**Document passage:**
Frasier v. US Dept. of Health and Human Services

Decision Date25 November 1991
Docket NumberNo. 90-CV-904.,90-CV-904.
Citation779 F. Supp. 213
PartiesSusan R. FRASIER, Plaintiff, v. U.S. DEPARTMENT OF HEALTH AND HUMAN SERVICES and National Endowment for the Arts, Defendants.
CourtU.S. District Court — Northern District of New York

Susan R. Frasier, pro se.

Frederick J. Scullin, Jr., U.S. Atty., Syracuse, N.Y. (William Larkin, Asst. U.S. Atty., of counsel), Elaine Romberg, Asst. U.S. Atty., Civ. Div. Federal Programs Branch, Washington, D.C., for defendants.

MEMORANDUM-DECISION AND ORDER

McCURN, Chief Judge.

This action arises from plaintiff's inability to secure federal funding from the Department of Health and Human Services ("HHS") and/or the National Endowment for the Arts ("NEA") (collectively, "government") for various projects she has proposed. Currently before the court are five motions, the most substantive of which is the government's motion for summary judgment. For the reasons discussed herein, this court finds that it does not have subject matter jurisdiction over the majority of plaintiff's causes of action. For the remaining claims, plaintiff has failed to state a claim upon which relief can be granted. Hence, plaintiff's complaint is dismissed with prejudice. This ruling obviates the need to rule on the other motions brought before the court.1

I. FACTS

Plaintiff Susan R. Frasier is a resident of Schenectady, New York. She describes herself as a "Vietnam era veteran" who is enrolled in various public assistance programs. Complaint (1st Cause of Action) ¶ 5; Plaintiff's Affidavit in Support of Motion for Separate Trials, at ¶ 2. Due to her unfortunate financial condition, plaintiff is unable to afford legal counsel, and hence is proceeding pro se. See id.

**Written problem A:**
Summarize the Frasier court decision in two sentences.
**Written problem B:**
On what date was the Frasier court decision issued?
**Written problem C:**
Resume the Frasier court decision from where it stops.
The material that comes after this point is from a separate source.

**Information shown:**

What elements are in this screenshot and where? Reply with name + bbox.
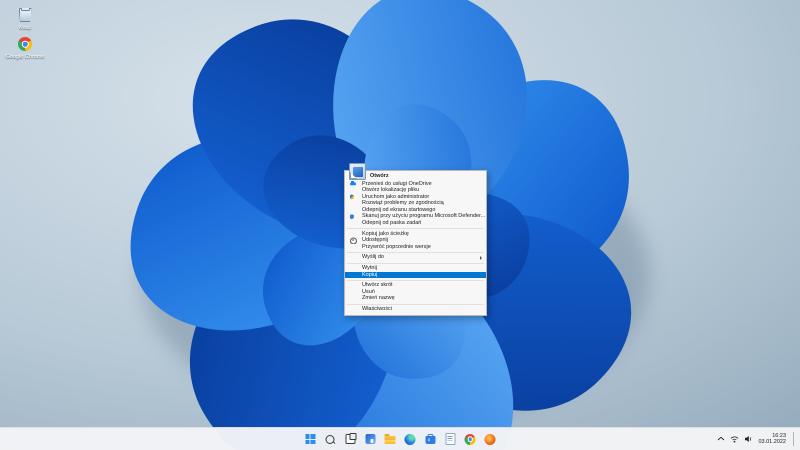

**Task answer A:**
Susan R. Frasier, a pro se plaintiff from Schenectady, New York, sued HHS and the NEA after failing to obtain federal funding for projects she had proposed. The court found it lacked subject matter jurisdiction over most of her causes of action, held that the remaining claims failed to state a claim, and dismissed her complaint with prejudice.

**Task answer B:**
November 25, 1991.

**Task answer C:**
Plaintiff was last regularly employed in September, 1988. According to her complaint, "plaintiff has been actively seeking work opportunities through government grants and contracting programs since September, 1988, when her regular employment and career was cut short" by the incidents alleged in unrelated litigation pending before Northern District Judge Cholakis. Complaint (1st Cause of Action) ¶ 4. Specifically, in 1989, plaintiff applied to the National Endowment for the Arts for a "Design Advancement Project" grant through the NEA's Design Arts Program. Plaintiff sought NEA financing for her proposed purchase of a $15,000 "computer-assisted design work-station." Complaint (2d Cause of Action) ¶ 2. She satisfied all of the program's procedural requirements, thus allowing her application to be considered in the NEA's selection process.

The plaintiff contends that the NEA selection process was constitutionally and statutorily flawed as applied to her application. In response, the government has outlined, in intricate detail, the process that the NEA regularly employs when considering grant applications such as plaintiff's. See Defendant's Memorandum of Law in Support (9/30/91) ("Def. Mem."), at 6-8. In essence, the review process consists of three "rounds" of discussion by a panel of experts in ten different design fields. The panelists spend three days considering all of the applications, culminating in a recommendation for funding for one of the proposed projects. The National Council on Arts reviews the panel's recommendation and refers its findings to the Chairperson of the NEA for review. After these three levels of review, the Chairperson finally decides which application for funding should be granted. Id. (citing Declaration of Andrea Clark, ¶¶ 3-8).

With respect to plaintiff's proposed project, the program's panel of experts recommended against funding, and the National Council on Arts agreed. The Chairperson of the NEA ultimately adopted the panel's and Council's decision. By letter dated May 15, 1990, plaintiff was notified that her proposed project had not been selected for program funding. The government avers that plaintiff's application was processed along the ordinary channels; plaintiff has offered no credible evidence to controvert the government's representation.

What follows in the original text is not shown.